Q. A plane passes through the points $A(1,2,3),B(2,3,1)$ and $C(2,4,2).$ If $O$ is the origin and $P$ is $(2,-1,1),$ then the projection of $\overrightarrow{OP}$ on this plane is of length :

1. $\sqrt{\frac{2}{3}}$
2. $\sqrt{\frac{2}{11}}$
3. $\sqrt{\frac{2}{5}}$
4. $\sqrt{\frac{2}{7}}$

Q. The equation of the perpendicular bisector of the line segment joining $(2,1)$ and $(3,4)$ is

1. $x+3y-10=0$
2. $x+3y+10=0$
3. $x-3y-10=0$
4. $x-y+10=0$

Q. $\begin{array}{cc}\text{Column I}& \text{Column II}\\ \text{a. Lines}\frac{x-1}{-2}=\frac{y+2}{3}=\frac{z}{-1}\text{and}& \\ \overrightarrow{r}=(3\hat{i}-\hat{j}+\hat{k})+t(\hat{i}+\hat{j}+\hat{k})\text{are}& \text{p. intersecting}\\ \text{b. Lines}\frac{x+5}{1}=\frac{y-3}{7}=\frac{z+3}{3}\text{and}& \\ x-y+2z-4=0=2x+y-3z+5=0& \\ \text{are}& \text{q. perpendicular}\\ \text{c. Lines}(x=t-3,y=-2t+1,z=-3t-2)& \\ \text{and}\overrightarrow{r}=(t+1)\hat{i}+(2t+3)\hat{j}+(-t-9)\hat{k}& \\ \text{are}& \text{r. parallel}\\ \text{d. Lines}\overrightarrow{r}=(\hat{i}+3\hat{j}-\hat{k})+t(2\hat{i}-\hat{j}-\hat{k})\text{and}& \\ \overrightarrow{r}=(-\hat{i}-2\hat{j}+5\hat{k})+s(\hat{i}-2\hat{j}+\frac{3}{4}\hat{k})\text{are}& \text{s. skew}\end{array}$

Then which of the following is correct ?

Dataset entries
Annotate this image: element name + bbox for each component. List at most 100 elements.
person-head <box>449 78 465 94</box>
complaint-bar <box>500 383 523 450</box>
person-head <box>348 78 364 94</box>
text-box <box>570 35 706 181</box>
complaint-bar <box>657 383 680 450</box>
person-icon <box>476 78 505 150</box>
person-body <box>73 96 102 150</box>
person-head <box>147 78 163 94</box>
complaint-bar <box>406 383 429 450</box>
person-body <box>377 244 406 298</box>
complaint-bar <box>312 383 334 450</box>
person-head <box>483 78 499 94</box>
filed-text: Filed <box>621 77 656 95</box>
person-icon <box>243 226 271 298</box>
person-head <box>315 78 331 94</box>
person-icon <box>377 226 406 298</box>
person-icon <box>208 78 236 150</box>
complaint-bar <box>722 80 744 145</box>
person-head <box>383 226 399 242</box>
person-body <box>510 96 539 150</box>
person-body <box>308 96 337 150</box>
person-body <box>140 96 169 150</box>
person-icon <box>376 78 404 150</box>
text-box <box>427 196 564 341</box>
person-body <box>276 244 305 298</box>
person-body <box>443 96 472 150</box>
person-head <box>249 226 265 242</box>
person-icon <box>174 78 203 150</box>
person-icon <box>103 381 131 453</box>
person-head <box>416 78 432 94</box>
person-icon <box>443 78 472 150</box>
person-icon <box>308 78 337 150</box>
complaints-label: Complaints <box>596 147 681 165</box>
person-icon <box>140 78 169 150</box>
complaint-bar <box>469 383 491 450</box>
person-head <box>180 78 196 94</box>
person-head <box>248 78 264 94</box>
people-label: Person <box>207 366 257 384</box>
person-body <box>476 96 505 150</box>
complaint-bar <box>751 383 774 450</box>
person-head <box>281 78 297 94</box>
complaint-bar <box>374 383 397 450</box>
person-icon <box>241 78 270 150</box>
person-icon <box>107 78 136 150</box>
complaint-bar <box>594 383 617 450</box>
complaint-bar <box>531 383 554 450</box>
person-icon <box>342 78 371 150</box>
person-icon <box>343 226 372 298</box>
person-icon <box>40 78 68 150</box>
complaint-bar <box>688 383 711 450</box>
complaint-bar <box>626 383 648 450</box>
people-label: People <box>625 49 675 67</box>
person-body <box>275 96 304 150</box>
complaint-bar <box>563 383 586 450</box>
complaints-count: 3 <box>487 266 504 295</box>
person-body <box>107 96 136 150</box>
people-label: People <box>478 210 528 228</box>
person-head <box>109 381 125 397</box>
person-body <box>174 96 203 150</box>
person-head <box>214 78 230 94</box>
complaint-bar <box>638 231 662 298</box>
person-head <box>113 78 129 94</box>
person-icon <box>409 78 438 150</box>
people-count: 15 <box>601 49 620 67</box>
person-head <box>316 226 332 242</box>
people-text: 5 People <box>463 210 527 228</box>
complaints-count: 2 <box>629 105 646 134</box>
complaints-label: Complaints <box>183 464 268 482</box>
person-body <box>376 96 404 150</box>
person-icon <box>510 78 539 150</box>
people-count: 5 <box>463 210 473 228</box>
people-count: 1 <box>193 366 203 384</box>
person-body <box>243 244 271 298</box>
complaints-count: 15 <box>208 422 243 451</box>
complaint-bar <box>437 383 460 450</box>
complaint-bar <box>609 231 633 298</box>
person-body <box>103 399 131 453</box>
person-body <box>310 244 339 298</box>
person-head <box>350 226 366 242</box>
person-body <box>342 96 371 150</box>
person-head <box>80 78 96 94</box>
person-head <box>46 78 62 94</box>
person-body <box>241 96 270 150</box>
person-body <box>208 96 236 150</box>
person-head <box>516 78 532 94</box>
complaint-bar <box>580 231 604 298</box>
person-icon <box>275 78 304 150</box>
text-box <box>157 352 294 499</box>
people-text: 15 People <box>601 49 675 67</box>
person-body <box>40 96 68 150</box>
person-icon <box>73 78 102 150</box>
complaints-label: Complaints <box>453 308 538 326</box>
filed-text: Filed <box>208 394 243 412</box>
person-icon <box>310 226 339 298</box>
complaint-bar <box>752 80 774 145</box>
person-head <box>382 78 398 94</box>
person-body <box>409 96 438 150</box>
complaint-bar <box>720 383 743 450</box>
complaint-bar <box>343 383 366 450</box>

Prompt
Repeat the portion of the geometry problems starting with "1. $x+3y-10=0$" and going on through "is correct ?".

Exercise response
1. $x+3y-10=0$
2. $x+3y+10=0$
3. $x-3y-10=0$
4. $x-y+10=0$

Q. $\begin{array}{cc}\text{Column I}& \text{Column II}\\ \text{a. Lines}\frac{x-1}{-2}=\frac{y+2}{3}=\frac{z}{-1}\text{and}& \\ \overrightarrow{r}=(3\hat{i}-\hat{j}+\hat{k})+t(\hat{i}+\hat{j}+\hat{k})\text{are}& \text{p. intersecting}\\ \text{b. Lines}\frac{x+5}{1}=\frac{y-3}{7}=\frac{z+3}{3}\text{and}& \\ x-y+2z-4=0=2x+y-3z+5=0& \\ \text{are}& \text{q. perpendicular}\\ \text{c. Lines}(x=t-3,y=-2t+1,z=-3t-2)& \\ \text{and}\overrightarrow{r}=(t+1)\hat{i}+(2t+3)\hat{j}+(-t-9)\hat{k}& \\ \text{are}& \text{r. parallel}\\ \text{d. Lines}\overrightarrow{r}=(\hat{i}+3\hat{j}-\hat{k})+t(2\hat{i}-\hat{j}-\hat{k})\text{and}& \\ \overrightarrow{r}=(-\hat{i}-2\hat{j}+5\hat{k})+s(\hat{i}-2\hat{j}+\frac{3}{4}\hat{k})\text{are}& \text{s. skew}\end{array}$

Then which of the following is correct ?